One parent’s comment resonated in each of the nearly 20 experiences that were given Monday night at the Willard school board meeting.
About 40 parents, students and other community members, including relatives of the late Caleb Hershiser, gathered in the Willard High School auditorium to show their support and share their bullying experiences and displeasure with the district and board, occasionally offering an idea on how to fix the “bullying epidemic.” Most wore white and blue “7-1-02—4-2-17 Caleb Hershiser; Stop bullying” T-shirts.
Tensions ran high at times as a couple voices from the audience rose and others gave way to grief about their own bullying experiences or the over the loss of Hershiser, a 14-year-old Willard Middle School student.
Hershiser is believed to have taken his own life with a single gun shot on the night of April 2 in his family’s home as a response to the intense bullying he experienced at school. The community and Hershiser’s family have demanded answers.
“Where are the records of his bullying? Why were they not kept? Why was nothing done? We want answers,” said one mother.
One Willard sophomore, whose mother said she is bullied “because of the color of her skin — for being biracial,” said she has dealt with feelings of depression herself over the bullying she has experienced, including being called “the n-word.”
“I didn’t know Caleb personally but I wish I did because I would tell him how much he meant to the world and to his mom,” KeyAuna Spearman said through her tears.
“My mom has taught me don’t let what anyone calls you or tells you get you down. Allowing them to get to you, puts you on their level. ... I feel like this is where some kid should be able to come for a safe haven. For Caleb, it was torture.”
She told the board she had an idea that could help: a middle school support group, much like the group of students and teachers she recently shared the idea with who met after Hershiser’s death.
“We have this in high school, but the eighth and seventh graders, they obviously needed it more than we did,” Spearman said. “We need something where we can give these seventh and eighth grade students the support they need. Caleb wasn’t even in high school yet. He didn’t get to live his life.
“We need to do something about it because it’s going to happen to more kids and it’s going to be on your hands,” she added.
“You can go home, tuck your kids in at night and kiss them goodbye,” Spearman’s mother, Amanda Kidd, said. “Anna (Hershiser) can’t.”
One Willard mother shared the story of how her son, now grown, was beaten in elementary school during a recess so bad his leg was broken in three places “with the bone sticking out of his leg.”

» **Tasks for this exercise**
1. Repeat word for word the portion of the article on the Willard school board meeting that begins with the words containing "She told the" and ends with "live his life.".
2. In the article on the Willard school board meeting, where did the roughly 40 parents, students and other community members gather?
3. Pick up the article on the Willard school board meeting and keep writing from where it stops.

Document layout analysis data
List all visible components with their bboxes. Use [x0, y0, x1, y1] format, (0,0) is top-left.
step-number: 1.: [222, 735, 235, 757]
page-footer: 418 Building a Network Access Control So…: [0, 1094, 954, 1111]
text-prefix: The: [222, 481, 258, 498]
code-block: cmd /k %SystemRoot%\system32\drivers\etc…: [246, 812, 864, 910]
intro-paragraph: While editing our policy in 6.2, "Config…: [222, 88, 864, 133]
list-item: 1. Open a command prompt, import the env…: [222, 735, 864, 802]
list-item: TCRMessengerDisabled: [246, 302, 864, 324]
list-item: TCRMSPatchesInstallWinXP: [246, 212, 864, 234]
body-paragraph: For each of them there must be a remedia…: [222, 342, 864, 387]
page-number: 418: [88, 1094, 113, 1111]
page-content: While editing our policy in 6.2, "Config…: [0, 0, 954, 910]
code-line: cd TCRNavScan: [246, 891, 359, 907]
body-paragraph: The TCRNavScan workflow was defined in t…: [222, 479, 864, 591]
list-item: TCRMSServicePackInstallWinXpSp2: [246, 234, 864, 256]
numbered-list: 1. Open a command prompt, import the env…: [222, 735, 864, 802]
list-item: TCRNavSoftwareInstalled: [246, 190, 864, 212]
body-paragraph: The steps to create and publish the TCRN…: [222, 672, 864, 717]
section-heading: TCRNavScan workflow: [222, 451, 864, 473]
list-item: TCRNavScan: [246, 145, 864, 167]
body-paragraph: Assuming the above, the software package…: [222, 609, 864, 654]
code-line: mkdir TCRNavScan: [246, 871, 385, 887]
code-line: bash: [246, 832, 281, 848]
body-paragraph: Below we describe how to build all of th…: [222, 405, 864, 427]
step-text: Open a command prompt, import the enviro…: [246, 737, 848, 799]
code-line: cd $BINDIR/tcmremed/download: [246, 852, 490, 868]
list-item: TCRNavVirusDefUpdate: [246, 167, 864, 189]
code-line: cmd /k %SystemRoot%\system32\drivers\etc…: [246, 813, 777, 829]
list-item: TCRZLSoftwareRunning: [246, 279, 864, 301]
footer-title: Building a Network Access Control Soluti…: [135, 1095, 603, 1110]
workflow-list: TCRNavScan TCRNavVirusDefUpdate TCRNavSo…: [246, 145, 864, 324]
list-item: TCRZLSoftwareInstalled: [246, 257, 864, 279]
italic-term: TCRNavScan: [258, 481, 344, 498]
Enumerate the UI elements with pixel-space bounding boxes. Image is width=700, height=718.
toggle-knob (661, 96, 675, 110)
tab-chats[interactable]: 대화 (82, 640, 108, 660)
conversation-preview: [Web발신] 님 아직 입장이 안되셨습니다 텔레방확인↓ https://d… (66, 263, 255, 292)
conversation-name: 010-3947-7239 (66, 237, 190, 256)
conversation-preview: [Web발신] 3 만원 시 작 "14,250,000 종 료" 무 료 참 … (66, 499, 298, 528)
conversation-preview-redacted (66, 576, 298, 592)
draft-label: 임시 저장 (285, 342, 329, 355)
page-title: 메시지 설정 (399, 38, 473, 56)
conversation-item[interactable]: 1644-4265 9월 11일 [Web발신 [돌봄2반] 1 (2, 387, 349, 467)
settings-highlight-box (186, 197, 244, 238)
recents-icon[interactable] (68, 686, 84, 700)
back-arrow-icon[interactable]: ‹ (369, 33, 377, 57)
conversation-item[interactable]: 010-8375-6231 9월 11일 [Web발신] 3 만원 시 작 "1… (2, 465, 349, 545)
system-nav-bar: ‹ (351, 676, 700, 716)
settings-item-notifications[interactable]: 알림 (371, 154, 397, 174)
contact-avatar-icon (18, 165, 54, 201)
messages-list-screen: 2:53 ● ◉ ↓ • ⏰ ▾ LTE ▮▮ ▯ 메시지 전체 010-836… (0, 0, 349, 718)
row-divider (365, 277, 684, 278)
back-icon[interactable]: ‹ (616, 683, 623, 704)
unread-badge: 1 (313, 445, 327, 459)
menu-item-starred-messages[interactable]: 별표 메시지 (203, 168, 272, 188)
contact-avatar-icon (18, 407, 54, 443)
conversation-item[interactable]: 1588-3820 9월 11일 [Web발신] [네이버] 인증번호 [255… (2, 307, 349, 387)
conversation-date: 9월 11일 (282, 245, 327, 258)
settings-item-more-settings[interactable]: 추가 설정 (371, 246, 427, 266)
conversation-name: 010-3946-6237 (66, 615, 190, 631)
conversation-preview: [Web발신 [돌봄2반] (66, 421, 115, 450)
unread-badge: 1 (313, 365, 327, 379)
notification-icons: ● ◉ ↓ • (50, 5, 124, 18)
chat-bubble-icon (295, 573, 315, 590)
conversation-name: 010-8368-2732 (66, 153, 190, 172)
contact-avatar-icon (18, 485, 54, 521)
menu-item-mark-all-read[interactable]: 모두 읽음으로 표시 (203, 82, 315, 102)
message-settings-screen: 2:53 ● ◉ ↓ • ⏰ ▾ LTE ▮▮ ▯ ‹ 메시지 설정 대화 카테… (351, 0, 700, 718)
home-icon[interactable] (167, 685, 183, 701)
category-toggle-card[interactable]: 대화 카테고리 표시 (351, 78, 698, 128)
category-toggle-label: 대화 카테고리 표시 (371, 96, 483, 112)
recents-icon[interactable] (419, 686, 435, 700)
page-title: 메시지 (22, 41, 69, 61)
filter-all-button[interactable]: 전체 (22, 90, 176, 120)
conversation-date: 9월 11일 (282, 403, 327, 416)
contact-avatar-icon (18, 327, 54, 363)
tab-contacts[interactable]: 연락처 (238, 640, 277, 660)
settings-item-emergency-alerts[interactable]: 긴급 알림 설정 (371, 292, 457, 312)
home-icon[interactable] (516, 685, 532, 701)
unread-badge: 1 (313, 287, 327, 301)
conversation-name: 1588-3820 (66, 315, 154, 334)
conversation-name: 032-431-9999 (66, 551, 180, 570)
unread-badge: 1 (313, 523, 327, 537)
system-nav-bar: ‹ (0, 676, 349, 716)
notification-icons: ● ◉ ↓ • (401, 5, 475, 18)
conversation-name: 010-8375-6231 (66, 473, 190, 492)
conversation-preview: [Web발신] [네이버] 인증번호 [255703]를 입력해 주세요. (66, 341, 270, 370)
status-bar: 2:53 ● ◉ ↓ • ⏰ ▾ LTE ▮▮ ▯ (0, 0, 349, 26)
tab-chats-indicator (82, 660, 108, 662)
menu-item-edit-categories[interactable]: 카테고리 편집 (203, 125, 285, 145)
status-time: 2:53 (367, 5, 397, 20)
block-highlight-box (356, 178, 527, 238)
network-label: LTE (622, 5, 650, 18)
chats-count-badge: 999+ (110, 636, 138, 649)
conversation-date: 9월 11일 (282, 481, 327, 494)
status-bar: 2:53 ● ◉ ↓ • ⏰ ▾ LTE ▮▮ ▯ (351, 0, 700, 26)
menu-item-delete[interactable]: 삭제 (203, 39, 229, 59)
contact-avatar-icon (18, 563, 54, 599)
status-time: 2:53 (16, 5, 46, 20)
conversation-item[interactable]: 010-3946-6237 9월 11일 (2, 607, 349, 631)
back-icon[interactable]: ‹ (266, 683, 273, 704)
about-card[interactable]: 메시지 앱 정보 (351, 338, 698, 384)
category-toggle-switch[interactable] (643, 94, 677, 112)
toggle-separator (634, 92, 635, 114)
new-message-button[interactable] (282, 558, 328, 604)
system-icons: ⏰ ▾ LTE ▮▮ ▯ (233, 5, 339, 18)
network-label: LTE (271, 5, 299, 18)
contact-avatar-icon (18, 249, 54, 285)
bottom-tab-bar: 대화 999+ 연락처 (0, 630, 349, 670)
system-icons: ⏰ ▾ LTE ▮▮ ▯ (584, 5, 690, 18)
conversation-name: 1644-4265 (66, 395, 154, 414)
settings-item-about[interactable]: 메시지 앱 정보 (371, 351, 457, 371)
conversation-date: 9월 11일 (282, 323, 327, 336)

» **Your responses**
1.
She told the board she had an idea that could help: a middle school support group, much like the group of students and teachers she recently shared the idea with who met after Hershiser’s death.
“We have this in high school, but the eighth and seventh graders, they obviously needed it more than we did,” Spearman said. “We need something where we can give these seventh and eighth grade students the support they need. Caleb wasn’t even in high school yet. He didn’t get to live his life.

2. In the Willard High School auditorium.

3.
“The teachers didn’t believe him,” she said. “They called me at work and said he was exaggerating the pain. They loaded him up in my car and told me to take him the hospital after (I saw how bad it was). They gave the boy who did it three days in-school suspension but it was Valentine’s day and they didn’t want him to miss out on the party. So that boy got to enjoy the Valentine’s party while my son was in the hospital.
“I fought tooth and nail with the school. They told me if I would have fed my child right, his bones wouldn’t be so brittle,” she said, tears coming to her eyes.
“The principal then put (the name of the boy who caused it) on the board as classroom citizen of the month and praised him for his wrestling that broke my son’s leg. From that point on, I home-schooled my children. I don’t think it’s fair that no one listens to the kids that are bullied.”
Numerous other stories were shared. Some involved teachers insulting students. Others pertained to students teasing other students. In some cases, emotional, mental and/or physically bullying was discussed.
“It takes a village to raise a child,” said Willard father Todd Bub. “The school district is part of that community. We take all the precautions we can nationally and locally to keep people safe, to keep people safe from terrortsts. What happenes when the terrortists are in your own shcool? That is exactly what’s going on. Something has to be done.
“The school is an extension of our home, our morals and values,” Bub said. “(The safety) cannot stop here. We cannot have teachers turning a deaf ear. This is (expletive). I don’t care who it is. Each person is a person. We all have brains. We all have hearts. We all have souls.
“Everybody wants to live in community they’re proud of,” he added. “They’re not proud to be here.”